- [WRITTEN REQUEST]: Check every line below for the word "Kunz" and show those that hold it.
## Begin
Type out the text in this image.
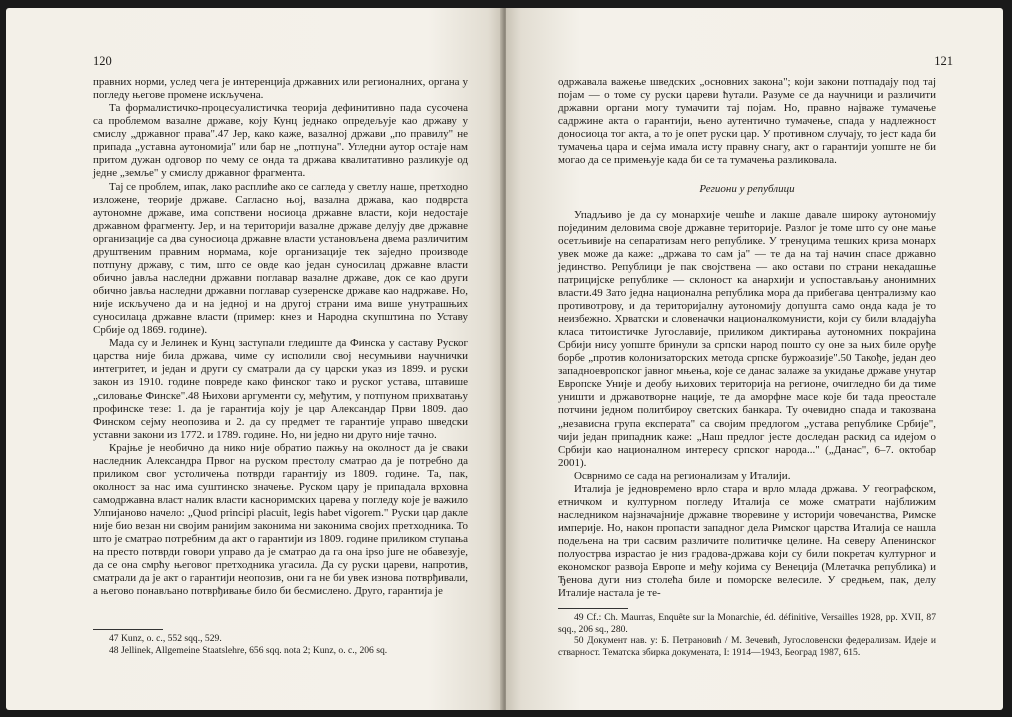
120

правних норми, услед чега је интеренција државних или регионалних, органа у погледу његове промене искључена.

Та формалистичко-процесуалистичка теорија дефинитивно пада сусочена са проблемом вазалне државе, коју Кунц једнако опредељује као државу у смислу „државног права".47 Јер, како каже, вазалној држави „по правилу" не припада „уставна аутономија" или бар не „потпуна". Угледни аутор остаје нам притом дужан одговор по чему се онда та држава квалитативно разликује од једне „земље" у смислу државног фрагмента.

Тај се проблем, ипак, лако расплиће ако се сагледа у светлу наше, претходно изложене, теорије државе. Сагласно њој, вазална држава, као подврста аутономне државе, има сопствени носиоца државне власти, који недостаје државном фрагменту. Јер, и на територији вазалне државе делују две државне организације са два суносиоца државне власти установљена двема различитим друштвеним правним нормама, које организације тек заједно производе потпуну државу, с тим, што се овде као један суносилац државне власти обично јавља наследни државни поглавар вазалне државе, док се као други обично јавља наследни државни поглавар сузеренске државе као надржаве. Но, није искључено да и на једној и на другој страни има више унутрашњих суносилаца државне власти (пример: кнез и Народна скупштина по Уставу Србије од 1869. године).

Мада су и Јелинек и Кунц заступали гледиште да Финска у саставу Руског царства није била држава, чиме су исполили свој несумњиви научнички интегритет, и један и други су сматрали да су царски указ из 1899. и руски закон из 1910. године повреде како финског тако и руског устава, штавише „силовање Финске".48 Њихови аргументи су, међутим, у потпуном прихватању профинске тезе: 1. да је гарантија коју је цар Александар Први 1809. дао Финском сејму неопозива и 2. да су предмет те гарантије управо шведски уставни закони из 1772. и 1789. године. Но, ни једно ни друго није тачно.

Крајње је необично да нико није обратио пажњу на околност да је сваки наследник Александра Првог на руском престолу сматрао да је потребно да приликом свог устоличења потврди гарантију из 1809. године. Та, пак, околност за нас има суштинско значење. Руском цару је припадала врховна самодржавна власт налик власти касноримских царева у погледу које је важило Улпијаново начело: „Quod principi placuit, legis habet vigorem." Руски цар дакле није био везан ни својим ранијим законима ни законима својих претходника. То што је сматрао потребним да акт о гарантији из 1809. године приликом ступања на престо потврди говори управо да је сматрао да га она ipso jure не обавезује, да се она смрћу његовог претходника угасила. Да су руски цареви, напротив, сматрали да је акт о гарантији неопозив, они га не би увек изнова потврђивали, а његово понављано потврђивање било би бесмислено. Друго, гарантија је

47 Kunz, o. c., 552 sqq., 529.

48 Jellinek, Allgemeine Staatslehre, 656 sqq. nota 2; Kunz, o. c., 206 sq.

121

одржавала важење шведских „основних закона"; који закони потпадају под тај појам — о томе су руски цареви ћутали. Разуме се да научници и различити државни органи могу тумачити тај појам. Но, правно најваже тумачење садржине акта о гарантији, њено аутентично тумачење, спада у надлежност доносиоца тог акта, а то је опет руски цар. У противном случају, то јест када би тумачења цара и сејма имала исту правну снагу, акт о гарантији уопште не би могао да се примењује када би се та тумачења разликовала.

Региони у републици

Упадљиво је да су монархије чешће и лакше давале широку аутономију појединим деловима своје државне територије. Разлог је томе што су оне мање осетљивије на сепаратизам него републике. У тренуцима тешких криза монарх увек може да каже: „држава то сам ја" — те да на тај начин спасе државно јединство. Републици је пак својствена — ако остави по страни некадашње патрицијске републике — склоност ка анархији и успостављању анонимних власти.49 Зато једна национална република мора да прибегава централизму као противотрову, и да територијалну аутономију допушта само онда када је то неизбежно. Хрватски и словеначки националкомунисти, који су били владајућа класа титоистичке Југославије, приликом диктирања аутономних покрајина Србији нису уопште бринули за српски народ пошто су оне за њих биле оруђе борбе „против колонизаторских метода српске буржоазије".50 Такође, један део западноевропског јавног мњења, које се данас залаже за укидање државе унутар Европске Уније и деобу њихових територија на регионе, очигледно би да тиме уништи и државотворне нације, те да аморфне масе које би тада преостале потчини једном политбироу светских банкара. Ту очевидно спада и такозвана „независна група експерата" са својим предлогом „устава републике Србије", чији један припадник каже: „Наш предлог јесте доследан раскид са идејом о Србији као националном интересу српског народа..." („Данас", 6–7. октобар 2001).

Осврнимо се сада на регионализам у Италији.

Италија је једновремено врло стара и врло млада држава. У географском, етничком и културном погледу Италија се може сматрати најближим наследником најзначајније државне творевине у историји човечанства, Римске империје. Но, након пропасти западног дела Римског царства Италија се нашла подељена на три сасвим различите политичке целине. На северу Апенинског полуострва израстао је низ градова-држава који су били покретач културног и економског развоја Европе и међу којима су Венеција (Млетачка република) и Ђенова дуги низ столећа биле и поморске велесиле. У средњем, пак, делу Италије настала је те-

49 Cf.: Ch. Maurras, Enquête sur la Monarchie, éd. définitive, Versailles 1928, pp. XVII, 87 sqq., 206 sq., 280.

50 Документ нав. у: Б. Петрановић / М. Зечевић, Југословенски федерализам. Идеје и стварност. Тематска збирка докумената, I: 1914—1943, Београд 1987, 615.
## End
- [EXERCISE RESPONSE]:
47 Kunz, o. c., 552 sqq., 529.
48 Jellinek, Allgemeine Staatslehre, 656 sqq. nota 2; Kunz, o. c., 206 sq.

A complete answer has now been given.